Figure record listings
· · ·

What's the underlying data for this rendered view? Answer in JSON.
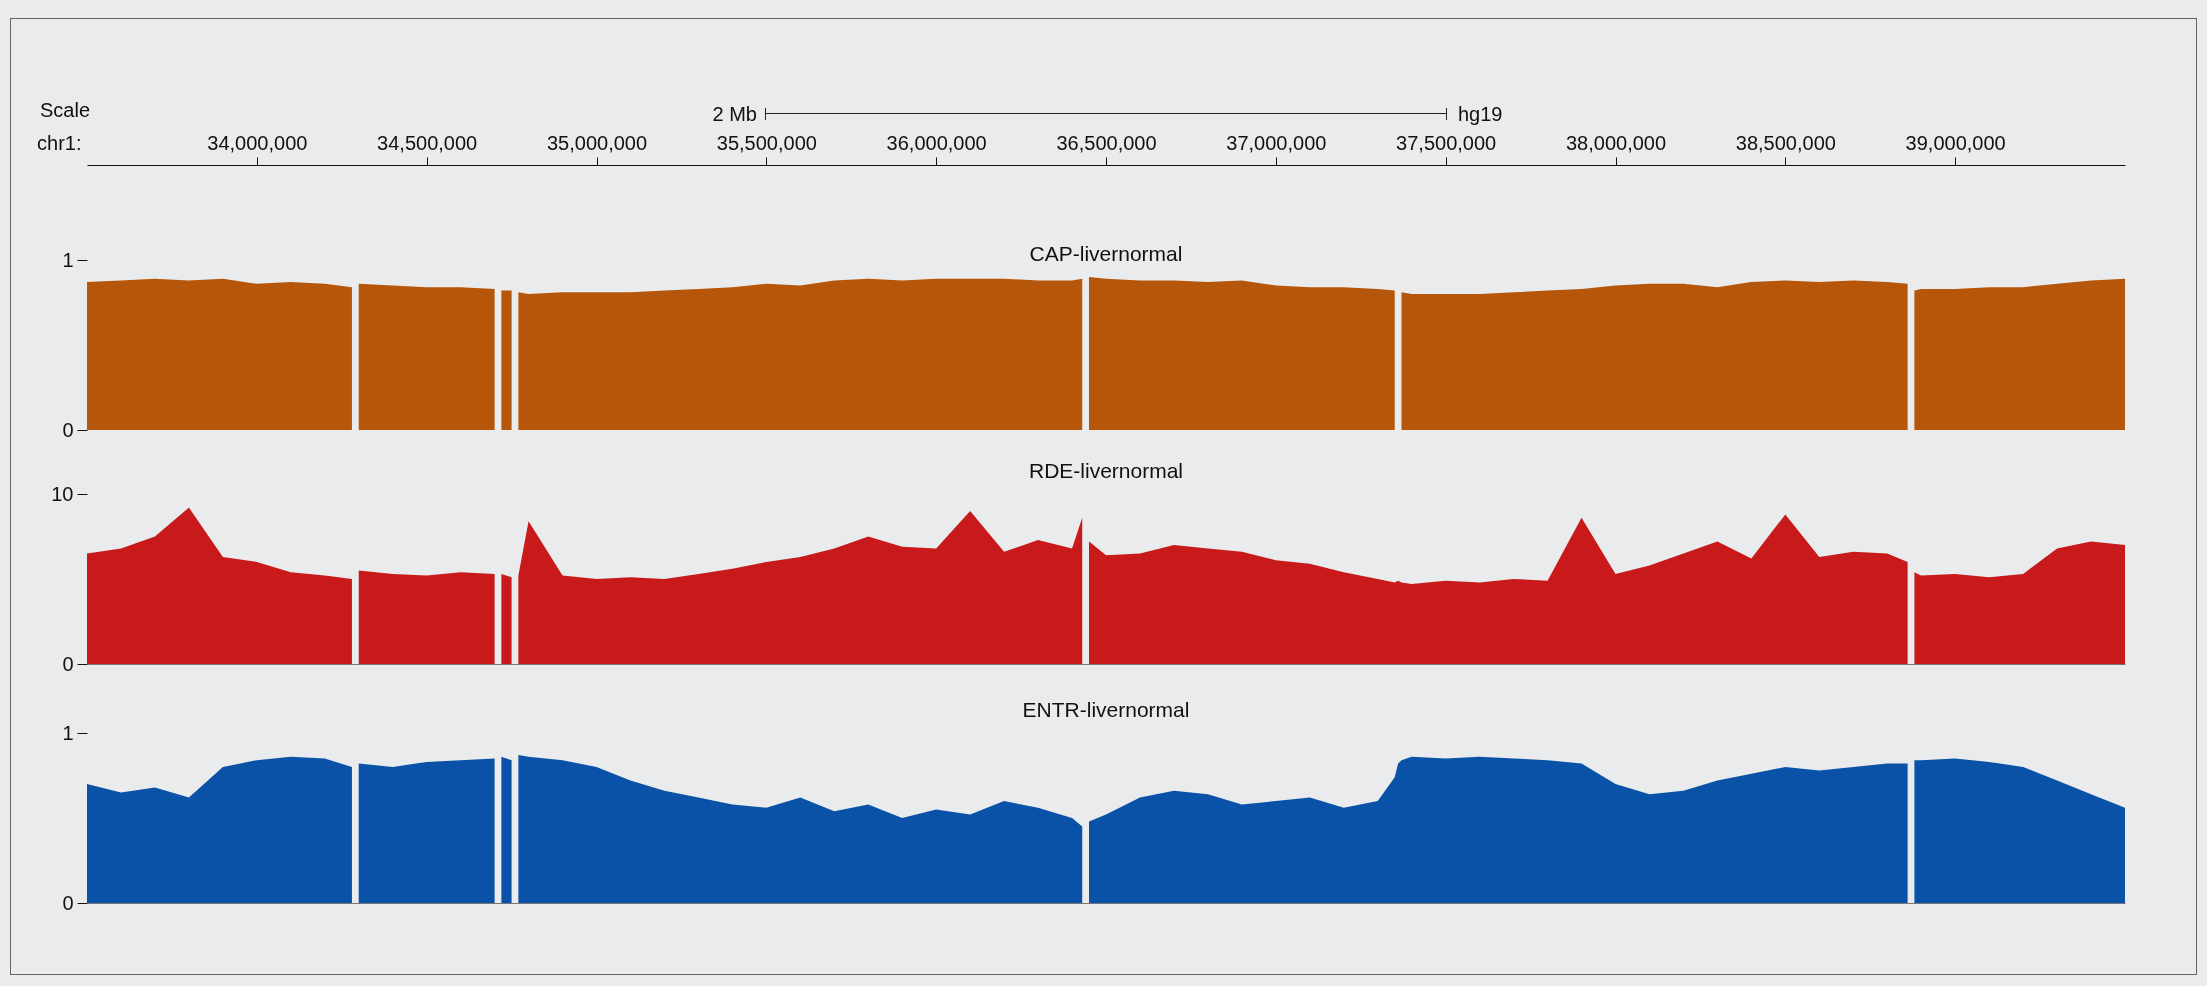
{
  "chart_data": [
    {
      "type": "area",
      "title": "CAP-livernormal",
      "xlabel": "chr1:",
      "annotations": [
        "Scale",
        "2 Mb",
        "hg19"
      ],
      "x": [
        33500000,
        33600000,
        33700000,
        33800000,
        33900000,
        34000000,
        34100000,
        34200000,
        34280000,
        34290000,
        34300000,
        34400000,
        34500000,
        34600000,
        34700000,
        34710000,
        34720000,
        34750000,
        34760000,
        34770000,
        34800000,
        34900000,
        35000000,
        35100000,
        35200000,
        35300000,
        35400000,
        35500000,
        35600000,
        35700000,
        35800000,
        35900000,
        36000000,
        36100000,
        36200000,
        36300000,
        36400000,
        36430000,
        36440000,
        36450000,
        36500000,
        36600000,
        36700000,
        36800000,
        36900000,
        37000000,
        37100000,
        37200000,
        37300000,
        37350000,
        37360000,
        37370000,
        37400000,
        37500000,
        37600000,
        37700000,
        37800000,
        37900000,
        38000000,
        38100000,
        38200000,
        38300000,
        38400000,
        38500000,
        38600000,
        38700000,
        38800000,
        38860000,
        38870000,
        38880000,
        38900000,
        39000000,
        39100000,
        39200000,
        39300000,
        39400000,
        39500000
      ],
      "xlim": [
        33500000,
        39500000
      ],
      "xticks": [
        {
          "value": 34000000,
          "label": "34,000,000"
        },
        {
          "value": 34500000,
          "label": "34,500,000"
        },
        {
          "value": 35000000,
          "label": "35,000,000"
        },
        {
          "value": 35500000,
          "label": "35,500,000"
        },
        {
          "value": 36000000,
          "label": "36,000,000"
        },
        {
          "value": 36500000,
          "label": "36,500,000"
        },
        {
          "value": 37000000,
          "label": "37,000,000"
        },
        {
          "value": 37500000,
          "label": "37,500,000"
        },
        {
          "value": 38000000,
          "label": "38,000,000"
        },
        {
          "value": 38500000,
          "label": "38,500,000"
        },
        {
          "value": 39000000,
          "label": "39,000,000"
        }
      ],
      "ylim": [
        0,
        1
      ],
      "yticks": [
        0,
        1
      ],
      "series": [
        {
          "color": "#b5560a",
          "values": [
            0.87,
            0.88,
            0.89,
            0.88,
            0.89,
            0.86,
            0.87,
            0.86,
            0.84,
            null,
            0.86,
            0.85,
            0.84,
            0.84,
            0.83,
            null,
            0.82,
            0.82,
            null,
            0.81,
            0.8,
            0.81,
            0.81,
            0.81,
            0.82,
            0.83,
            0.84,
            0.86,
            0.85,
            0.88,
            0.89,
            0.88,
            0.89,
            0.89,
            0.89,
            0.88,
            0.88,
            0.89,
            null,
            0.9,
            0.89,
            0.88,
            0.88,
            0.87,
            0.88,
            0.85,
            0.84,
            0.84,
            0.83,
            0.82,
            null,
            0.81,
            0.8,
            0.8,
            0.8,
            0.81,
            0.82,
            0.83,
            0.85,
            0.86,
            0.86,
            0.84,
            0.87,
            0.88,
            0.87,
            0.88,
            0.87,
            0.86,
            null,
            0.82,
            0.83,
            0.83,
            0.84,
            0.84,
            0.86,
            0.88,
            0.89
          ]
        }
      ]
    },
    {
      "type": "area",
      "title": "RDE-livernormal",
      "tick_labels": "y",
      "x": [
        33500000,
        33600000,
        33700000,
        33800000,
        33900000,
        34000000,
        34100000,
        34200000,
        34280000,
        34290000,
        34300000,
        34400000,
        34500000,
        34600000,
        34700000,
        34710000,
        34720000,
        34750000,
        34760000,
        34770000,
        34800000,
        34900000,
        35000000,
        35100000,
        35200000,
        35300000,
        35400000,
        35500000,
        35600000,
        35700000,
        35800000,
        35900000,
        36000000,
        36100000,
        36200000,
        36300000,
        36400000,
        36430000,
        36440000,
        36450000,
        36500000,
        36600000,
        36700000,
        36800000,
        36900000,
        37000000,
        37100000,
        37200000,
        37300000,
        37350000,
        37360000,
        37370000,
        37400000,
        37500000,
        37600000,
        37700000,
        37800000,
        37900000,
        38000000,
        38100000,
        38200000,
        38300000,
        38400000,
        38500000,
        38600000,
        38700000,
        38800000,
        38860000,
        38870000,
        38880000,
        38900000,
        39000000,
        39100000,
        39200000,
        39300000,
        39400000,
        39500000
      ],
      "xlim": [
        33500000,
        39500000
      ],
      "ylim": [
        0,
        10
      ],
      "yticks": [
        0,
        10
      ],
      "series": [
        {
          "color": "#c81a1a",
          "values": [
            6.5,
            6.8,
            7.5,
            9.2,
            6.3,
            6.0,
            5.4,
            5.2,
            5.0,
            null,
            5.5,
            5.3,
            5.2,
            5.4,
            5.3,
            null,
            5.3,
            5.1,
            null,
            5.2,
            8.4,
            5.2,
            5.0,
            5.1,
            5.0,
            5.3,
            5.6,
            6.0,
            6.3,
            6.8,
            7.5,
            6.9,
            6.8,
            9.0,
            6.6,
            7.3,
            6.8,
            8.6,
            null,
            7.2,
            6.4,
            6.5,
            7.0,
            6.8,
            6.6,
            6.1,
            5.9,
            5.4,
            5.0,
            4.8,
            4.9,
            4.8,
            4.7,
            4.9,
            4.8,
            5.0,
            4.9,
            8.6,
            5.3,
            5.8,
            6.5,
            7.2,
            6.2,
            8.8,
            6.3,
            6.6,
            6.5,
            6.0,
            null,
            5.4,
            5.2,
            5.3,
            5.1,
            5.3,
            6.8,
            7.2,
            7.0
          ]
        }
      ]
    },
    {
      "type": "area",
      "title": "ENTR-livernormal",
      "tick_labels": "y",
      "x": [
        33500000,
        33600000,
        33700000,
        33800000,
        33900000,
        34000000,
        34100000,
        34200000,
        34280000,
        34290000,
        34300000,
        34400000,
        34500000,
        34600000,
        34700000,
        34710000,
        34720000,
        34750000,
        34760000,
        34770000,
        34800000,
        34900000,
        35000000,
        35100000,
        35200000,
        35300000,
        35400000,
        35500000,
        35600000,
        35700000,
        35800000,
        35900000,
        36000000,
        36100000,
        36200000,
        36300000,
        36400000,
        36430000,
        36440000,
        36450000,
        36500000,
        36600000,
        36700000,
        36800000,
        36900000,
        37000000,
        37100000,
        37200000,
        37300000,
        37350000,
        37360000,
        37370000,
        37400000,
        37500000,
        37600000,
        37700000,
        37800000,
        37900000,
        38000000,
        38100000,
        38200000,
        38300000,
        38400000,
        38500000,
        38600000,
        38700000,
        38800000,
        38860000,
        38870000,
        38880000,
        38900000,
        39000000,
        39100000,
        39200000,
        39300000,
        39400000,
        39500000
      ],
      "xlim": [
        33500000,
        39500000
      ],
      "ylim": [
        0,
        1
      ],
      "yticks": [
        0,
        1
      ],
      "series": [
        {
          "color": "#0a52a8",
          "values": [
            0.7,
            0.65,
            0.68,
            0.62,
            0.8,
            0.84,
            0.86,
            0.85,
            0.8,
            null,
            0.82,
            0.8,
            0.83,
            0.84,
            0.85,
            null,
            0.86,
            0.84,
            null,
            0.87,
            0.86,
            0.84,
            0.8,
            0.72,
            0.66,
            0.62,
            0.58,
            0.56,
            0.62,
            0.54,
            0.58,
            0.5,
            0.55,
            0.52,
            0.6,
            0.56,
            0.5,
            0.45,
            null,
            0.48,
            0.52,
            0.62,
            0.66,
            0.64,
            0.58,
            0.6,
            0.62,
            0.56,
            0.6,
            0.74,
            0.82,
            0.84,
            0.86,
            0.85,
            0.86,
            0.85,
            0.84,
            0.82,
            0.7,
            0.64,
            0.66,
            0.72,
            0.76,
            0.8,
            0.78,
            0.8,
            0.82,
            0.82,
            null,
            0.84,
            0.84,
            0.85,
            0.83,
            0.8,
            0.72,
            0.64,
            0.56
          ]
        }
      ]
    }
  ]
}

· · ·

Prompt:
Look through the data above. Copy every line with the string "livernormal" in it.

Exercise answer:
      "title": "CAP-livernormal",
      "title": "RDE-livernormal",
      "title": "ENTR-livernormal",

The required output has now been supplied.